Figure content listings
-----
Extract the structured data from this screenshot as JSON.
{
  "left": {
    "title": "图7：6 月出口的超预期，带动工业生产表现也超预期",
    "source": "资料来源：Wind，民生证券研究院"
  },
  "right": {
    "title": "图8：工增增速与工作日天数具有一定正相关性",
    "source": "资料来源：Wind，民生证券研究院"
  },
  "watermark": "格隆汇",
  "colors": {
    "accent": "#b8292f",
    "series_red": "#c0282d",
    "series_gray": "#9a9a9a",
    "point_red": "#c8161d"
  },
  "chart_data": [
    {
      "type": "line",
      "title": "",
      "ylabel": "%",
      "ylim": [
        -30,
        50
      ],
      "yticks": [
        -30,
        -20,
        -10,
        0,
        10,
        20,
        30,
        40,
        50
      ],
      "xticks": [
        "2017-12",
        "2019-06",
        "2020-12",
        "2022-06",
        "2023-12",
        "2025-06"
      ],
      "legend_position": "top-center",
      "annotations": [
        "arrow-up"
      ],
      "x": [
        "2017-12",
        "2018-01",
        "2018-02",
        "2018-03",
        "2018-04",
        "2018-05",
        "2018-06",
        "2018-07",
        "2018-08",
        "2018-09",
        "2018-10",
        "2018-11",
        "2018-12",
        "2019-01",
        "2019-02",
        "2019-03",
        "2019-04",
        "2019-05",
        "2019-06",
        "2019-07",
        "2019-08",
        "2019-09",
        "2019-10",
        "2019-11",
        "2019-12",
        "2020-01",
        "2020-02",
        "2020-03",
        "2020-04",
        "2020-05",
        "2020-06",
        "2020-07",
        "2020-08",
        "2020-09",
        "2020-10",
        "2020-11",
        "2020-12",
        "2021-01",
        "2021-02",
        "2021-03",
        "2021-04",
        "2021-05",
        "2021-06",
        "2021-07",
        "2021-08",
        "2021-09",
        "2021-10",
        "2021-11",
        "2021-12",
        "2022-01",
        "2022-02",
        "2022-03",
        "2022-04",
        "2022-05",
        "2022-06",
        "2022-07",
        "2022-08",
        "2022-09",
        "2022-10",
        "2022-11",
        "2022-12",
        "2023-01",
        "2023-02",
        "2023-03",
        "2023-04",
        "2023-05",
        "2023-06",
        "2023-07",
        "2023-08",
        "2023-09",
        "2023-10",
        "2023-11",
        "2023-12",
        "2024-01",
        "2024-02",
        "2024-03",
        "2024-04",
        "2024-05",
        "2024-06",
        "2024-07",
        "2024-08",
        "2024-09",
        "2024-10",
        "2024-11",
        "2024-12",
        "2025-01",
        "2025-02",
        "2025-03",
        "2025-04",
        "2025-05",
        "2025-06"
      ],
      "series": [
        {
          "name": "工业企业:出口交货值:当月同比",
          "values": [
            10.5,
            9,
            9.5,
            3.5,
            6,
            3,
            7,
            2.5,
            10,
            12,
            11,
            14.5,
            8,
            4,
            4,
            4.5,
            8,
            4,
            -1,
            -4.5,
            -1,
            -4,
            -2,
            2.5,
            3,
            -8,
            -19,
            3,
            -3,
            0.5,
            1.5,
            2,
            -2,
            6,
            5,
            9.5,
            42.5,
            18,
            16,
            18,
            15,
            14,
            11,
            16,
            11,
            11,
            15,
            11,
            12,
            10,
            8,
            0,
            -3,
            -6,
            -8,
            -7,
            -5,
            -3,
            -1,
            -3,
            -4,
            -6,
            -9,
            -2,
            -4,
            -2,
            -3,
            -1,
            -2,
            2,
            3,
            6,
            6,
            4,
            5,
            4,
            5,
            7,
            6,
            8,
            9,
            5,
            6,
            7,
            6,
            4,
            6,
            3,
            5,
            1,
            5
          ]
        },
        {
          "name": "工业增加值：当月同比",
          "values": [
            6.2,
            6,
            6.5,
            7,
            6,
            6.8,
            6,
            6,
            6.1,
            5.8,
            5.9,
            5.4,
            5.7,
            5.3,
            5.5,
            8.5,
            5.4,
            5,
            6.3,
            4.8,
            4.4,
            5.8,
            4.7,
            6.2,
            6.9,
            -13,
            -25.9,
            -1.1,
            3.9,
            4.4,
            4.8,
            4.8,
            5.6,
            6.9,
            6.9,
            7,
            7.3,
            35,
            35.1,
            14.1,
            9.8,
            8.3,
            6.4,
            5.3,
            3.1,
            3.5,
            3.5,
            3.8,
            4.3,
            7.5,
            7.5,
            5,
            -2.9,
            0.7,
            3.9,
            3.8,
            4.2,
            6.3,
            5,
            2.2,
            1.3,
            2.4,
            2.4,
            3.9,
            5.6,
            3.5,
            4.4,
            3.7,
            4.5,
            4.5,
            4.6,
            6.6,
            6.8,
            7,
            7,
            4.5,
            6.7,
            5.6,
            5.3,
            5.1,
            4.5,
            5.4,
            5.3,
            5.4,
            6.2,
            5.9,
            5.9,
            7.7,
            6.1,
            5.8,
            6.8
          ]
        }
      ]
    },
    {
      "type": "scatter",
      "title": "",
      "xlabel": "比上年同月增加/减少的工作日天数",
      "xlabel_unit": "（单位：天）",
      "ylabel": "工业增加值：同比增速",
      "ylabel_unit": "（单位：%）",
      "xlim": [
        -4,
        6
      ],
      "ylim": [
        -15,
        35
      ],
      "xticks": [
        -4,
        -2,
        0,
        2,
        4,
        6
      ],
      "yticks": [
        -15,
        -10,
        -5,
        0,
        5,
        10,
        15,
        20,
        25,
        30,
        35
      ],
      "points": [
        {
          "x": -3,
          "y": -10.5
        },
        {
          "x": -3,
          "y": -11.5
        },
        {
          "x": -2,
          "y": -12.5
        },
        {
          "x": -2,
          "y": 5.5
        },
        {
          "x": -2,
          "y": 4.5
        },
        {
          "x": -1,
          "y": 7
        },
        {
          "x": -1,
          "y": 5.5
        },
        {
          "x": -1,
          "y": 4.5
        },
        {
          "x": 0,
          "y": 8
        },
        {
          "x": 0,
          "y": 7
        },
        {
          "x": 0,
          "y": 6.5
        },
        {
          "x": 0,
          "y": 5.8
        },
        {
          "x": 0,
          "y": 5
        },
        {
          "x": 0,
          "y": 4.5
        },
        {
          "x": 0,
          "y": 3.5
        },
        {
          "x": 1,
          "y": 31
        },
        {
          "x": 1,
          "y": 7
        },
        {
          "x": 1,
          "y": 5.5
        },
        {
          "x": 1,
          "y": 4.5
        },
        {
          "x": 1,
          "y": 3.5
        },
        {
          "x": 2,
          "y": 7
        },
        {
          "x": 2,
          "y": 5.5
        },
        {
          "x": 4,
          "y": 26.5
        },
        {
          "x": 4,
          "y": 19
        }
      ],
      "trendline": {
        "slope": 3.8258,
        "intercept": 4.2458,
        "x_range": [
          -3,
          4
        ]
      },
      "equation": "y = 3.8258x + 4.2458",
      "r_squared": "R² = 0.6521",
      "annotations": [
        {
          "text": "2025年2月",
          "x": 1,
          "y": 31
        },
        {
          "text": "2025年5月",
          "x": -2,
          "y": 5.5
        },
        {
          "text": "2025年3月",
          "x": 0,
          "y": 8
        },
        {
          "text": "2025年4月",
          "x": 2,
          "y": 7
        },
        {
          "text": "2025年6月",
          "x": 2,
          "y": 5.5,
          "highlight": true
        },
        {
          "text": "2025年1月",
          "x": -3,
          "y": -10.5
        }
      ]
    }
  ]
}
-----
Problem statement
Identify the lines in the entries that hold "title" and return each one.

The answer
    "title": "图7：6 月出口的超预期，带动工业生产表现也超预期",
    "title": "图8：工增增速与工作日天数具有一定正相关性",
      "title": "",
      "title": "",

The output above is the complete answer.